Records from a collection
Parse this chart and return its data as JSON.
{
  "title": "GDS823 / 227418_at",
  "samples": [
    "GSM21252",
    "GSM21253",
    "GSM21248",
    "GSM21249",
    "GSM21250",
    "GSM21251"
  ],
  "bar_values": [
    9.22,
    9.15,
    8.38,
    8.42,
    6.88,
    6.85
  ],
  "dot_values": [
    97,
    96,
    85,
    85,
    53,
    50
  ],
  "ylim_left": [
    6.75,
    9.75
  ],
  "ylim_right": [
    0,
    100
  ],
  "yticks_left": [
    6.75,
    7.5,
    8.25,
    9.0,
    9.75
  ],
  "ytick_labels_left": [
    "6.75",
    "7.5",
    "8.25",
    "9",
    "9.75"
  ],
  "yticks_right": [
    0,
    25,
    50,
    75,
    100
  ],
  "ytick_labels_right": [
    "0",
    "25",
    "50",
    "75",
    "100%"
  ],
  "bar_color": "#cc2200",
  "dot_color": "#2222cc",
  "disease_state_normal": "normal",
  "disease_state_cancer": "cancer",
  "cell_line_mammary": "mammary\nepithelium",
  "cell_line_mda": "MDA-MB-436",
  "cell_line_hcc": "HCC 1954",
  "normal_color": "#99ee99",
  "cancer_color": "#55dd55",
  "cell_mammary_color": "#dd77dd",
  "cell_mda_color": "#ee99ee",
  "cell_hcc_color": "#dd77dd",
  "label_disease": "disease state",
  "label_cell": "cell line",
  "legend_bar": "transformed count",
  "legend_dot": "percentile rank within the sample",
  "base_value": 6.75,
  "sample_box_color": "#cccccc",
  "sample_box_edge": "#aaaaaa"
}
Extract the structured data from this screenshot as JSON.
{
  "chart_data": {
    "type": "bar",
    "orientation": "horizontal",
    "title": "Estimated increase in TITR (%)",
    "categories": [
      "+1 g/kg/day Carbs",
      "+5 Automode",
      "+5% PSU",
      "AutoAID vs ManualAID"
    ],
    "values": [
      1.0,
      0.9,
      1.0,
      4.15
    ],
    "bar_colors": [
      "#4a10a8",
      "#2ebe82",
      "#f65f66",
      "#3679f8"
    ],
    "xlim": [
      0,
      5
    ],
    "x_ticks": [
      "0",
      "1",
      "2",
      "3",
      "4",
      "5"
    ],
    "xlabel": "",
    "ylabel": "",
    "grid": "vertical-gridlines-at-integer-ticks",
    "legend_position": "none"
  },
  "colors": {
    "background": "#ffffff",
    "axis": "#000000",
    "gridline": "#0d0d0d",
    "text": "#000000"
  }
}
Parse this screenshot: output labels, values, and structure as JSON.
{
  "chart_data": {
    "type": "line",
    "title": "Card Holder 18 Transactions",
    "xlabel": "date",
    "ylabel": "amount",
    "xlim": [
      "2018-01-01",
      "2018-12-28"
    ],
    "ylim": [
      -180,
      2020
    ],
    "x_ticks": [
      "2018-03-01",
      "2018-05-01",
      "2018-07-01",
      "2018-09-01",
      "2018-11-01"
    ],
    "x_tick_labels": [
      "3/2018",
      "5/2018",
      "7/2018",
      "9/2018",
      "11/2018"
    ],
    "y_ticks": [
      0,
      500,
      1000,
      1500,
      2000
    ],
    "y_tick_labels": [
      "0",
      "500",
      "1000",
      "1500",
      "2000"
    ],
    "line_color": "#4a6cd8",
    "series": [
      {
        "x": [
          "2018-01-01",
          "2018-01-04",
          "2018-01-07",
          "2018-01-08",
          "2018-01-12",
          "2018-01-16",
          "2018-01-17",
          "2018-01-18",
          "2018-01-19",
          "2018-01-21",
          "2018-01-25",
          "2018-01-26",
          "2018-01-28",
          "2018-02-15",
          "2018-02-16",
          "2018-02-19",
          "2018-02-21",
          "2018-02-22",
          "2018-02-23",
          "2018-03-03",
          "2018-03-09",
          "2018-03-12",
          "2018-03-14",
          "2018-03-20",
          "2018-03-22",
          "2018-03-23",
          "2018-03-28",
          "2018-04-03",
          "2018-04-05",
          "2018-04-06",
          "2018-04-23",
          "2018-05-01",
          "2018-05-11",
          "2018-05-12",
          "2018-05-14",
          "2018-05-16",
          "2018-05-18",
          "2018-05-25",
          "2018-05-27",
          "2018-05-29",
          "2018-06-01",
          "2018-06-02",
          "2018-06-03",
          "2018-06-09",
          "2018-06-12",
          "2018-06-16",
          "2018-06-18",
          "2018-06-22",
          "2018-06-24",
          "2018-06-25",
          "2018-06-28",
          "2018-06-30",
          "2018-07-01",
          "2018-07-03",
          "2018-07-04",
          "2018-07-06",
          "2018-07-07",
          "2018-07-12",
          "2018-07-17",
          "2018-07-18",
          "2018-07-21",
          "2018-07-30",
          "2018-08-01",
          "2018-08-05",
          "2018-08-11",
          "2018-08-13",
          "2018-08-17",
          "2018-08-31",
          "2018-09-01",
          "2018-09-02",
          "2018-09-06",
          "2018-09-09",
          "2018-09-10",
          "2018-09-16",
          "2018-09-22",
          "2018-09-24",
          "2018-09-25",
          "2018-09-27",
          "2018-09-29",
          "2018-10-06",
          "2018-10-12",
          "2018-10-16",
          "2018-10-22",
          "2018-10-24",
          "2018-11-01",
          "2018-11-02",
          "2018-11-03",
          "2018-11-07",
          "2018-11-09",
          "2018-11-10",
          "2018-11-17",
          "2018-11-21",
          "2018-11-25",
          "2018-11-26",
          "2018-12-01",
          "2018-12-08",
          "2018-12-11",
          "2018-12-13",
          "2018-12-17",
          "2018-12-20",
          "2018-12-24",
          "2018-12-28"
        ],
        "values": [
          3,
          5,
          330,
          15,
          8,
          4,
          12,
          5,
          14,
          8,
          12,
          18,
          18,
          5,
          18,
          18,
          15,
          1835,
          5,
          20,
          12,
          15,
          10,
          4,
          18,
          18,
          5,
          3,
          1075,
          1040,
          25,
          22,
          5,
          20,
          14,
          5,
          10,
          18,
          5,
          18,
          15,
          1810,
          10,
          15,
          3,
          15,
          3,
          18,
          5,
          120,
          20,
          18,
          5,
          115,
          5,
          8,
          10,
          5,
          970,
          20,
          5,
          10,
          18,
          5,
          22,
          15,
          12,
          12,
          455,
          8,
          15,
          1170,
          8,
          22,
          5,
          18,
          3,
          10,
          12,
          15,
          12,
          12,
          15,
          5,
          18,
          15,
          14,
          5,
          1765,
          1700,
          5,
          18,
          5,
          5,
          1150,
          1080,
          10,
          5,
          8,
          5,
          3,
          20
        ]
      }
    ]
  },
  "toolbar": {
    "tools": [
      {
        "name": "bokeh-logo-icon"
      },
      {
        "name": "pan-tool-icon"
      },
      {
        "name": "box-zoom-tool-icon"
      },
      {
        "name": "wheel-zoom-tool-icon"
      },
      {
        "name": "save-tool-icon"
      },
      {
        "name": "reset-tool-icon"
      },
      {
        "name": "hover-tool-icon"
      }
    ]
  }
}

What needs to be done.
Recopy all the lines exactly as they appear.

Task response.
Parse this chart and return its data as JSON.
{
  "title": "GDS823 / 227418_at",
  "samples": [
    "GSM21252",
    "GSM21253",
    "GSM21248",
    "GSM21249",
    "GSM21250",
    "GSM21251"
  ],
  "bar_values": [
    9.22,
    9.15,
    8.38,
    8.42,
    6.88,
    6.85
  ],
  "dot_values": [
    97,
    96,
    85,
    85,
    53,
    50
  ],
  "ylim_left": [
    6.75,
    9.75
  ],
  "ylim_right": [
    0,
    100
  ],
  "yticks_left": [
    6.75,
    7.5,
    8.25,
    9.0,
    9.75
  ],
  "ytick_labels_left": [
    "6.75",
    "7.5",
    "8.25",
    "9",
    "9.75"
  ],
  "yticks_right": [
    0,
    25,
    50,
    75,
    100
  ],
  "ytick_labels_right": [
    "0",
    "25",
    "50",
    "75",
    "100%"
  ],
  "bar_color": "#cc2200",
  "dot_color": "#2222cc",
  "disease_state_normal": "normal",
  "disease_state_cancer": "cancer",
  "cell_line_mammary": "mammary\nepithelium",
  "cell_line_mda": "MDA-MB-436",
  "cell_line_hcc": "HCC 1954",
  "normal_color": "#99ee99",
  "cancer_color": "#55dd55",
  "cell_mammary_color": "#dd77dd",
  "cell_mda_color": "#ee99ee",
  "cell_hcc_color": "#dd77dd",
  "label_disease": "disease state",
  "label_cell": "cell line",
  "legend_bar": "transformed count",
  "legend_dot": "percentile rank within the sample",
  "base_value": 6.75,
  "sample_box_color": "#cccccc",
  "sample_box_edge": "#aaaaaa"
}
Extract the structured data from this screenshot as JSON.
{
  "chart_data": {
    "type": "bar",
    "orientation": "horizontal",
    "title": "Estimated increase in TITR (%)",
    "categories": [
      "+1 g/kg/day Carbs",
      "+5 Automode",
      "+5% PSU",
      "AutoAID vs ManualAID"
    ],
    "values": [
      1.0,
      0.9,
      1.0,
      4.15
    ],
    "bar_colors": [
      "#4a10a8",
      "#2ebe82",
      "#f65f66",
      "#3679f8"
    ],
    "xlim": [
      0,
      5
    ],
    "x_ticks": [
      "0",
      "1",
      "2",
      "3",
      "4",
      "5"
    ],
    "xlabel": "",
    "ylabel": "",
    "grid": "vertical-gridlines-at-integer-ticks",
    "legend_position": "none"
  },
  "colors": {
    "background": "#ffffff",
    "axis": "#000000",
    "gridline": "#0d0d0d",
    "text": "#000000"
  }
}
Parse this screenshot: output labels, values, and structure as JSON.
{
  "chart_data": {
    "type": "line",
    "title": "Card Holder 18 Transactions",
    "xlabel": "date",
    "ylabel": "amount",
    "xlim": [
      "2018-01-01",
      "2018-12-28"
    ],
    "ylim": [
      -180,
      2020
    ],
    "x_ticks": [
      "2018-03-01",
      "2018-05-01",
      "2018-07-01",
      "2018-09-01",
      "2018-11-01"
    ],
    "x_tick_labels": [
      "3/2018",
      "5/2018",
      "7/2018",
      "9/2018",
      "11/2018"
    ],
    "y_ticks": [
      0,
      500,
      1000,
      1500,
      2000
    ],
    "y_tick_labels": [
      "0",
      "500",
      "1000",
      "1500",
      "2000"
    ],
    "line_color": "#4a6cd8",
    "series": [
      {
        "x": [
          "2018-01-01",
          "2018-01-04",
          "2018-01-07",
          "2018-01-08",
          "2018-01-12",
          "2018-01-16",
          "2018-01-17",
          "2018-01-18",
          "2018-01-19",
          "2018-01-21",
          "2018-01-25",
          "2018-01-26",
          "2018-01-28",
          "2018-02-15",
          "2018-02-16",
          "2018-02-19",
          "2018-02-21",
          "2018-02-22",
          "2018-02-23",
          "2018-03-03",
          "2018-03-09",
          "2018-03-12",
          "2018-03-14",
          "2018-03-20",
          "2018-03-22",
          "2018-03-23",
          "2018-03-28",
          "2018-04-03",
          "2018-04-05",
          "2018-04-06",
          "2018-04-23",
          "2018-05-01",
          "2018-05-11",
          "2018-05-12",
          "2018-05-14",
          "2018-05-16",
          "2018-05-18",
          "2018-05-25",
          "2018-05-27",
          "2018-05-29",
          "2018-06-01",
          "2018-06-02",
          "2018-06-03",
          "2018-06-09",
          "2018-06-12",
          "2018-06-16",
          "2018-06-18",
          "2018-06-22",
          "2018-06-24",
          "2018-06-25",
          "2018-06-28",
          "2018-06-30",
          "2018-07-01",
          "2018-07-03",
          "2018-07-04",
          "2018-07-06",
          "2018-07-07",
          "2018-07-12",
          "2018-07-17",
          "2018-07-18",
          "2018-07-21",
          "2018-07-30",
          "2018-08-01",
          "2018-08-05",
          "2018-08-11",
          "2018-08-13",
          "2018-08-17",
          "2018-08-31",
          "2018-09-01",
          "2018-09-02",
          "2018-09-06",
          "2018-09-09",
          "2018-09-10",
          "2018-09-16",
          "2018-09-22",
          "2018-09-24",
          "2018-09-25",
          "2018-09-27",
          "2018-09-29",
          "2018-10-06",
          "2018-10-12",
          "2018-10-16",
          "2018-10-22",
          "2018-10-24",
          "2018-11-01",
          "2018-11-02",
          "2018-11-03",
          "2018-11-07",
          "2018-11-09",
          "2018-11-10",
          "2018-11-17",
          "2018-11-21",
          "2018-11-25",
          "2018-11-26",
          "2018-12-01",
          "2018-12-08",
          "2018-12-11",
          "2018-12-13",
          "2018-12-17",
          "2018-12-20",
          "2018-12-24",
          "2018-12-28"
        ],
        "values": [
          3,
          5,
          330,
          15,
          8,
          4,
          12,
          5,
          14,
          8,
          12,
          18,
          18,
          5,
          18,
          18,
          15,
          1835,
          5,
          20,
          12,
          15,
          10,
          4,
          18,
          18,
          5,
          3,
          1075,
          1040,
          25,
          22,
          5,
          20,
          14,
          5,
          10,
          18,
          5,
          18,
          15,
          1810,
          10,
          15,
          3,
          15,
          3,
          18,
          5,
          120,
          20,
          18,
          5,
          115,
          5,
          8,
          10,
          5,
          970,
          20,
          5,
          10,
          18,
          5,
          22,
          15,
          12,
          12,
          455,
          8,
          15,
          1170,
          8,
          22,
          5,
          18,
          3,
          10,
          12,
          15,
          12,
          12,
          15,
          5,
          18,
          15,
          14,
          5,
          1765,
          1700,
          5,
          18,
          5,
          5,
          1150,
          1080,
          10,
          5,
          8,
          5,
          3,
          20
        ]
      }
    ]
  },
  "toolbar": {
    "tools": [
      {
        "name": "bokeh-logo-icon"
      },
      {
        "name": "pan-tool-icon"
      },
      {
        "name": "box-zoom-tool-icon"
      },
      {
        "name": "wheel-zoom-tool-icon"
      },
      {
        "name": "save-tool-icon"
      },
      {
        "name": "reset-tool-icon"
      },
      {
        "name": "hover-tool-icon"
      }
    ]
  }
}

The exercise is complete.